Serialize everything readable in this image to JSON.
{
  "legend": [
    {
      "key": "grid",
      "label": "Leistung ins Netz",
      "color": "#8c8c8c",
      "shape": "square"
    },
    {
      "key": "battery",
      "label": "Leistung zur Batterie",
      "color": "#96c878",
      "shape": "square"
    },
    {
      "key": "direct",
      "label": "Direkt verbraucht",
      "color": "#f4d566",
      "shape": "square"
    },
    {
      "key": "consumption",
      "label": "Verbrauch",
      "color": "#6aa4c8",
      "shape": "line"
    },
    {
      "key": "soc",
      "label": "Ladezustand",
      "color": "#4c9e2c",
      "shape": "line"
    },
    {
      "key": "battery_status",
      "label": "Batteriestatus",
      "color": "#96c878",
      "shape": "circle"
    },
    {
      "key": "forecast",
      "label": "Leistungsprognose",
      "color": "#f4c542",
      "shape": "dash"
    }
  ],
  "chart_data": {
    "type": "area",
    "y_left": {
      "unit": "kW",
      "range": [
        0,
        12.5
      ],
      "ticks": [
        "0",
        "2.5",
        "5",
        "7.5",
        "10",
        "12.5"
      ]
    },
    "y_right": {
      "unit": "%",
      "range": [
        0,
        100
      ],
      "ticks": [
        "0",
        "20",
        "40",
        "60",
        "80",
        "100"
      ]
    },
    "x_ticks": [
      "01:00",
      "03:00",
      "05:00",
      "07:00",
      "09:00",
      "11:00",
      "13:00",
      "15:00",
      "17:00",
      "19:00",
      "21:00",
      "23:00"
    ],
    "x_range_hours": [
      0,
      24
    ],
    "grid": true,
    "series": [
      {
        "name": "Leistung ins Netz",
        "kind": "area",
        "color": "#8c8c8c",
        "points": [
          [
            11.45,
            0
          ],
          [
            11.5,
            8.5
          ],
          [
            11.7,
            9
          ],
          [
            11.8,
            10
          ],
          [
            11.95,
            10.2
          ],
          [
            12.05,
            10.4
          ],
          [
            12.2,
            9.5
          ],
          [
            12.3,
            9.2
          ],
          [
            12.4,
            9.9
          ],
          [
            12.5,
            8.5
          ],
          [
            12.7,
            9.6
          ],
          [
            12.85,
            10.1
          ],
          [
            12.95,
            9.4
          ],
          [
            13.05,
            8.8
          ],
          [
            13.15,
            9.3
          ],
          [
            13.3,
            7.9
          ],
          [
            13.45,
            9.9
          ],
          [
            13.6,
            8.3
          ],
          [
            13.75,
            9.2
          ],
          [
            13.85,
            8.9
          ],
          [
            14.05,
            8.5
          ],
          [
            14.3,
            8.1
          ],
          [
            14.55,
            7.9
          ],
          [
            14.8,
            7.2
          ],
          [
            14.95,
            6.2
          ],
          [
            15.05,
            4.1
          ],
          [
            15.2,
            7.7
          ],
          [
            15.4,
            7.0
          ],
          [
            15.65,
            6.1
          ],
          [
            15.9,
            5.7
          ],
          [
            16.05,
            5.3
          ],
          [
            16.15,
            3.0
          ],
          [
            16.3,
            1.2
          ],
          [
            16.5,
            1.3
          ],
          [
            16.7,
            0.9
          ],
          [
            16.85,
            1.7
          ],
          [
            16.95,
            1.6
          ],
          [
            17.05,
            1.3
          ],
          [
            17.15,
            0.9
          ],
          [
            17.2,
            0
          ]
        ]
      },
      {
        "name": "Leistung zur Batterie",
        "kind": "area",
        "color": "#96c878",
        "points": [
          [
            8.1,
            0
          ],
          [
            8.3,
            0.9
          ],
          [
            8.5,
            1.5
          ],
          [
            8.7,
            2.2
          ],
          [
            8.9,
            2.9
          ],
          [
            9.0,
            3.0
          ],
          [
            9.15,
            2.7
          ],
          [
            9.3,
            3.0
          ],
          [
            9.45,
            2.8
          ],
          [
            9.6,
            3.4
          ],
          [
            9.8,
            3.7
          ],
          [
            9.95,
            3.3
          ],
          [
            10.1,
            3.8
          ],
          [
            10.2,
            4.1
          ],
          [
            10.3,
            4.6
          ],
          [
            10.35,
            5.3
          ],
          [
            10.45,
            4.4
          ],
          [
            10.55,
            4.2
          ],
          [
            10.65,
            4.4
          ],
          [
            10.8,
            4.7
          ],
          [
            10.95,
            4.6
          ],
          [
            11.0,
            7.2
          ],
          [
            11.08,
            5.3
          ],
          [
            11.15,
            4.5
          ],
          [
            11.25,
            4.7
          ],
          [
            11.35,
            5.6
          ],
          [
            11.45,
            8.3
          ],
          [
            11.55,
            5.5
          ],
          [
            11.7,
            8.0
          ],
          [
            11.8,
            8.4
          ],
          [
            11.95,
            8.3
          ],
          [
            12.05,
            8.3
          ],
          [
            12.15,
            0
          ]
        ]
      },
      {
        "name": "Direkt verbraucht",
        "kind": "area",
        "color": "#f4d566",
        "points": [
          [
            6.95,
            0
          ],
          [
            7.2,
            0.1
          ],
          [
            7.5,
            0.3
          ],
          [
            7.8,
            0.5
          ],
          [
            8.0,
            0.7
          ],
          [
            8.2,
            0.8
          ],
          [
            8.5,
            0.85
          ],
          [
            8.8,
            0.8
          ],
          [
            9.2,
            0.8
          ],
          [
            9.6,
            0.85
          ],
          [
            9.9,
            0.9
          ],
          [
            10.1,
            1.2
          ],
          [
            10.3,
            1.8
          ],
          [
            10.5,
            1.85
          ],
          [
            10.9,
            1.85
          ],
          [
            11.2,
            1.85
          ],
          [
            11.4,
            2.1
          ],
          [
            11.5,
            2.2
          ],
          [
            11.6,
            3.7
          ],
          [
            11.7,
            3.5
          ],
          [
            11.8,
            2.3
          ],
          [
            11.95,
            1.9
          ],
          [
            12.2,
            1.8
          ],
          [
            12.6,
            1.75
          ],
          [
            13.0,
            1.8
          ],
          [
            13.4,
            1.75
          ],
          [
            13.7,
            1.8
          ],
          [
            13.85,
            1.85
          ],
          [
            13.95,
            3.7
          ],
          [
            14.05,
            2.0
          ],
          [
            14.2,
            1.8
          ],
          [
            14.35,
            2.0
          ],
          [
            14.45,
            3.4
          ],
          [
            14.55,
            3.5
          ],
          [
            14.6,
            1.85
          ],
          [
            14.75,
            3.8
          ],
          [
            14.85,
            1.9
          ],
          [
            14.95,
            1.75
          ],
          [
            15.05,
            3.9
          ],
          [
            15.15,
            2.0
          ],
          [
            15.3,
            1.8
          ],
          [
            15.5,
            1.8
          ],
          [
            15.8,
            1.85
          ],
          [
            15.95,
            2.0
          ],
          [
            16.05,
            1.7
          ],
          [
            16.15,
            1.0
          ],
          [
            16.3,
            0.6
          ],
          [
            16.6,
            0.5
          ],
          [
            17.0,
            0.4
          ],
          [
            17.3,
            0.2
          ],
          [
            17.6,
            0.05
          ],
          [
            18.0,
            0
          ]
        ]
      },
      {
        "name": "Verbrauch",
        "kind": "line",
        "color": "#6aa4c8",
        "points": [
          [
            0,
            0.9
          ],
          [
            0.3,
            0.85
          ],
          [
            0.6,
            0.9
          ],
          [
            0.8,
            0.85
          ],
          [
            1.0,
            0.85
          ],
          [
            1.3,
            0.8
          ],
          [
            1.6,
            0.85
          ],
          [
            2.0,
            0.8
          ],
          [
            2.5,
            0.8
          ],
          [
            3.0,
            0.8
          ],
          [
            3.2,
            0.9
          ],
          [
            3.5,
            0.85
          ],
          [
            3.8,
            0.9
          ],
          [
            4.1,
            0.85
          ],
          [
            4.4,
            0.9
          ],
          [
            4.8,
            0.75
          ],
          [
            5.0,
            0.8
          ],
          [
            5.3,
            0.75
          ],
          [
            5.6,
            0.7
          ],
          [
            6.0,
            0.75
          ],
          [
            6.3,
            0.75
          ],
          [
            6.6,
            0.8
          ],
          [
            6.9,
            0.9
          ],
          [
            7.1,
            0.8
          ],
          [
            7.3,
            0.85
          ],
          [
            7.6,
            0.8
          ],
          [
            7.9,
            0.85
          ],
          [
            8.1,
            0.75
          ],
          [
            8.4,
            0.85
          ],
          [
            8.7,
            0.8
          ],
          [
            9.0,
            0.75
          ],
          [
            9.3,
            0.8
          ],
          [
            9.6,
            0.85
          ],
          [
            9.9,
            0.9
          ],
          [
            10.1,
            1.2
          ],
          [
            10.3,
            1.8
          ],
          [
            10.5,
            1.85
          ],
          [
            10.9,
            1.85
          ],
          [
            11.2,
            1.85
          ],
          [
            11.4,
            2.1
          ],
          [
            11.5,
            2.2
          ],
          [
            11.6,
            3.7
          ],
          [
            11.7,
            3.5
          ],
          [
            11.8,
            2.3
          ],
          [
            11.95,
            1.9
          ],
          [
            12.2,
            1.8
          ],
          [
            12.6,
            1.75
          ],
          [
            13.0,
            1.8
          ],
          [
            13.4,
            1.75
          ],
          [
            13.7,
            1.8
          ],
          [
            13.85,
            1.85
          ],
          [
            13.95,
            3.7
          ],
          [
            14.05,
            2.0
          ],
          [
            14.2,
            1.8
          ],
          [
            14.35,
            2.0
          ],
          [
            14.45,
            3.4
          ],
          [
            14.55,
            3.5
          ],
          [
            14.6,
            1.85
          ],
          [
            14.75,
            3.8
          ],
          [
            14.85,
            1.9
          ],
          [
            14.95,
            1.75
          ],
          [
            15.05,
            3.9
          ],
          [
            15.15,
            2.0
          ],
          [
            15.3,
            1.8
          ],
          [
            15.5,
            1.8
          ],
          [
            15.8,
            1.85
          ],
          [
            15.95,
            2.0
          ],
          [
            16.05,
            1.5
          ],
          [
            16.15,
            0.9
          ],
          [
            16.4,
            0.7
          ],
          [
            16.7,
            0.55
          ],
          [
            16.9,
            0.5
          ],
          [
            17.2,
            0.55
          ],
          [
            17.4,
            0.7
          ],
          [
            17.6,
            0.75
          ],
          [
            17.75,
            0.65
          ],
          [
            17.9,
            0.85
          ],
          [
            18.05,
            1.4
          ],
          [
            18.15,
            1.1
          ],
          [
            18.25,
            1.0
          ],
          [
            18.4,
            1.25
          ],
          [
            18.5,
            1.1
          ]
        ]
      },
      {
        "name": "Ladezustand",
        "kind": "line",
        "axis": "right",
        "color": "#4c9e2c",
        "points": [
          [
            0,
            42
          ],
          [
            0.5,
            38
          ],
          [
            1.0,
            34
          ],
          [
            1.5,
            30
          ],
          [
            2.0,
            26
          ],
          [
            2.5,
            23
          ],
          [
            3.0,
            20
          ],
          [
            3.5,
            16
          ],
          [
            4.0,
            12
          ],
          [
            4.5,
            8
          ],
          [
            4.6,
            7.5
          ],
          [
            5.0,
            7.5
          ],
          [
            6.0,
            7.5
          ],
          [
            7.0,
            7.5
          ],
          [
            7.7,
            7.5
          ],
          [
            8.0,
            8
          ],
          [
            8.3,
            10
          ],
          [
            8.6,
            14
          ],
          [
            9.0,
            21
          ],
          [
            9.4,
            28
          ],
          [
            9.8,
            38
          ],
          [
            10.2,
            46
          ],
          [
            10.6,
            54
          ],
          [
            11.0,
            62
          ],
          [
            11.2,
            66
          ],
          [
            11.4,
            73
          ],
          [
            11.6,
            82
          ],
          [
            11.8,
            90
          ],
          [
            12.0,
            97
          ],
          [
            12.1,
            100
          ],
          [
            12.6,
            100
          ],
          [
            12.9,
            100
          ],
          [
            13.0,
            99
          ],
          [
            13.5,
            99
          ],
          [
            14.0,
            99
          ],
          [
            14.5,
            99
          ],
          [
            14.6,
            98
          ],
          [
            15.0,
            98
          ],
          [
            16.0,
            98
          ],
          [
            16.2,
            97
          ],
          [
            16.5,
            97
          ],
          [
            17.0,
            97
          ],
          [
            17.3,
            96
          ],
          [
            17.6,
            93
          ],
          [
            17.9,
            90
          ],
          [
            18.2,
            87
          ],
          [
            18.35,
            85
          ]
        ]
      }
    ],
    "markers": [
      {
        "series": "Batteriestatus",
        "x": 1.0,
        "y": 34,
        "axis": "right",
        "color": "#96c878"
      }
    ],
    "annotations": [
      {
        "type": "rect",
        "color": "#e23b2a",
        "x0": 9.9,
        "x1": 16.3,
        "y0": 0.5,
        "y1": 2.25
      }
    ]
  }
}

**What you are asked to do**
Look through the data and gather every line with the string "Ladezustand" in it.

**The result**
      "label": "Ladezustand",
        "name": "Ladezustand",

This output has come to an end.